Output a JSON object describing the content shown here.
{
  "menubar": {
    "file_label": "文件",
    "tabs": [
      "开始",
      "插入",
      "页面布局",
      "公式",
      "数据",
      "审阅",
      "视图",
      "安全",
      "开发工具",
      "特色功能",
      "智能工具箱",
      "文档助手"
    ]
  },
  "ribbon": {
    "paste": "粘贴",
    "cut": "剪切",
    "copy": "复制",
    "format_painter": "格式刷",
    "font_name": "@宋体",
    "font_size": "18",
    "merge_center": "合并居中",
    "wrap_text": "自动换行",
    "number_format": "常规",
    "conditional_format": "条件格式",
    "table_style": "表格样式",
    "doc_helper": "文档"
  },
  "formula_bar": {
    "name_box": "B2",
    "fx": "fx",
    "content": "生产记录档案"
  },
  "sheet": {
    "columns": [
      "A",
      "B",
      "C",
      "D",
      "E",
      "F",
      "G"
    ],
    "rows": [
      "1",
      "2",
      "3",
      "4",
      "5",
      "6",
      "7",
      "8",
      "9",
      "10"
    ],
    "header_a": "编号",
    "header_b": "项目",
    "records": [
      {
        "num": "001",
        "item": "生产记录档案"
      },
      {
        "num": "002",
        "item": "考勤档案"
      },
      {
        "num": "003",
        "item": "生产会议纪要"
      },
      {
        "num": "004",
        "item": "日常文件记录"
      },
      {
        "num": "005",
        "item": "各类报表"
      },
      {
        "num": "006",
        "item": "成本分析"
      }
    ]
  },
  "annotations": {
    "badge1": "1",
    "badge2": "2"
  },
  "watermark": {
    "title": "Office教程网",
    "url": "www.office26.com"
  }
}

____________________

▸ What this task involves:
Tally the lines of the data that contain the string "item" and report the total alone.

▸ Task response:
6